* Stated task *
Every line below that contains "text" is to be copied.

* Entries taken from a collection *
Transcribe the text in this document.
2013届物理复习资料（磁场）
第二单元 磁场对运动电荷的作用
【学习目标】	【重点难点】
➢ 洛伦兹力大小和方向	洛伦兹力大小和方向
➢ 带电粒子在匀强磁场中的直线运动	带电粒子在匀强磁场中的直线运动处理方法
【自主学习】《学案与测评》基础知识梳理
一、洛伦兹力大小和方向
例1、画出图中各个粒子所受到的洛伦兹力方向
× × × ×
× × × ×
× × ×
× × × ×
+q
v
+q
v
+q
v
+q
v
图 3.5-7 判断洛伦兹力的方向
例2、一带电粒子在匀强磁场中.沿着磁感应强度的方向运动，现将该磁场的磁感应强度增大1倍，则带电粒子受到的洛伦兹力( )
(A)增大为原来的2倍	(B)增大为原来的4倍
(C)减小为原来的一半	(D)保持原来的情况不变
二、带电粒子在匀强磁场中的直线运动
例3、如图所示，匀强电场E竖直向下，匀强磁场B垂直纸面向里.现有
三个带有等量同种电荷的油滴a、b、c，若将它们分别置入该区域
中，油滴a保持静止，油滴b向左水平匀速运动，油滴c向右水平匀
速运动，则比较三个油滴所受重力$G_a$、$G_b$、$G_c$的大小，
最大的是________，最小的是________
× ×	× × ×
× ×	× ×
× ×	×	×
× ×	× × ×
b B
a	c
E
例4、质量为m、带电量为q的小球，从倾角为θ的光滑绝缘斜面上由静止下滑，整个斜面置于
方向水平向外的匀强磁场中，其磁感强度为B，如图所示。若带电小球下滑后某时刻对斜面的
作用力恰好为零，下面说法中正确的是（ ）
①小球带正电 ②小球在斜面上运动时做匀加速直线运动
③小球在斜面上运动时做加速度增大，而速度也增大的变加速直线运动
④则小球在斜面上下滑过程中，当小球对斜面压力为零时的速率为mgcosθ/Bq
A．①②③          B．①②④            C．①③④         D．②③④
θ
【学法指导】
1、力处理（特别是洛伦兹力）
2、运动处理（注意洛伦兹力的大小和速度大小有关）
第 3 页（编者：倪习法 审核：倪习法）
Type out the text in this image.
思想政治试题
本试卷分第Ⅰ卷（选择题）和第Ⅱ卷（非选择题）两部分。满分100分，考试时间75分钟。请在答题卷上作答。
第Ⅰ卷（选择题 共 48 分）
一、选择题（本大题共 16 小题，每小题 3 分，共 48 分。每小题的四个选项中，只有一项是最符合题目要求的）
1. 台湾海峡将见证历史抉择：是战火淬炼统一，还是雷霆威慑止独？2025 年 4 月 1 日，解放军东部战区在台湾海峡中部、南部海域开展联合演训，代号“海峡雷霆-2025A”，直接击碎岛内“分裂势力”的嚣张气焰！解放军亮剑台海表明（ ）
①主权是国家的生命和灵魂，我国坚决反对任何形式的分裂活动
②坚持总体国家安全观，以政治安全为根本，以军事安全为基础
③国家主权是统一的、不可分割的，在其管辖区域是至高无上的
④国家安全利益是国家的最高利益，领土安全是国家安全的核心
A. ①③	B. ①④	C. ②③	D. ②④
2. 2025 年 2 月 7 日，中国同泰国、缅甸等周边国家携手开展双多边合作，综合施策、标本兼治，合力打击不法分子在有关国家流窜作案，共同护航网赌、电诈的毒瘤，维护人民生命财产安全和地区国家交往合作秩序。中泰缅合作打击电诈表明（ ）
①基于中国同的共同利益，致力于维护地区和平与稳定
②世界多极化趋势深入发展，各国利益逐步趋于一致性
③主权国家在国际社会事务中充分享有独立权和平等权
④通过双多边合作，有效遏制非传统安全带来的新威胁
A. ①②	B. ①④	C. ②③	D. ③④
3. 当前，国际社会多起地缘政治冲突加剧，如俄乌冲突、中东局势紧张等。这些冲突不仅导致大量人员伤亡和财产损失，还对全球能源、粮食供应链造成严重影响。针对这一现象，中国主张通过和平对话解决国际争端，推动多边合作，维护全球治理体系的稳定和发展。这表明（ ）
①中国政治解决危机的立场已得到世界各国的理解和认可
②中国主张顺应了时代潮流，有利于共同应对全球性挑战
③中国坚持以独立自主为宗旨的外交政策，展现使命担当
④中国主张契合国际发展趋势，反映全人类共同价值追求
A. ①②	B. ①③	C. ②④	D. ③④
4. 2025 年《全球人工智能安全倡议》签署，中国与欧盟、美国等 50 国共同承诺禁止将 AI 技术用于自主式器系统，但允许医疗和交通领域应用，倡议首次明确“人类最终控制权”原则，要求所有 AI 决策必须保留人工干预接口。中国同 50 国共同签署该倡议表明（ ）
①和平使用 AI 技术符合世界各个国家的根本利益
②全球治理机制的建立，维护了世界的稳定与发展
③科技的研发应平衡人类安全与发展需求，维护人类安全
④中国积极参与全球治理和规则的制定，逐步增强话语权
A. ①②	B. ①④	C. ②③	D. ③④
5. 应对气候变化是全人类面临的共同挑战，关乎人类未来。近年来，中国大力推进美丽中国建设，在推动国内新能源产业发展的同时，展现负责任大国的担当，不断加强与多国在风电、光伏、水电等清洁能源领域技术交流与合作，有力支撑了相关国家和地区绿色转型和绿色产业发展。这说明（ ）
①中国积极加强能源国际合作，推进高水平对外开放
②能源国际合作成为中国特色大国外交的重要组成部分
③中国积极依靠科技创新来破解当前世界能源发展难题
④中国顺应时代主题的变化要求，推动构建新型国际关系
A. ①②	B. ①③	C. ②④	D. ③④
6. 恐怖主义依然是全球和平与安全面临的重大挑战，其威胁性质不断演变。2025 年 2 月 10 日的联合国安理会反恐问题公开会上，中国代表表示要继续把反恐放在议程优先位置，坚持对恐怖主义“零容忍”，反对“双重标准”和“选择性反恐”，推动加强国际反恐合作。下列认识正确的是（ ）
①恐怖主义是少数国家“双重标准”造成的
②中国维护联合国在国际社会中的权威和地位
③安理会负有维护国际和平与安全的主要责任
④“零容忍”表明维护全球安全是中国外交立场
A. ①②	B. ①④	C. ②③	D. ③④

* Result of the task *
Transcribe the text in this document.
Type out the text in this image.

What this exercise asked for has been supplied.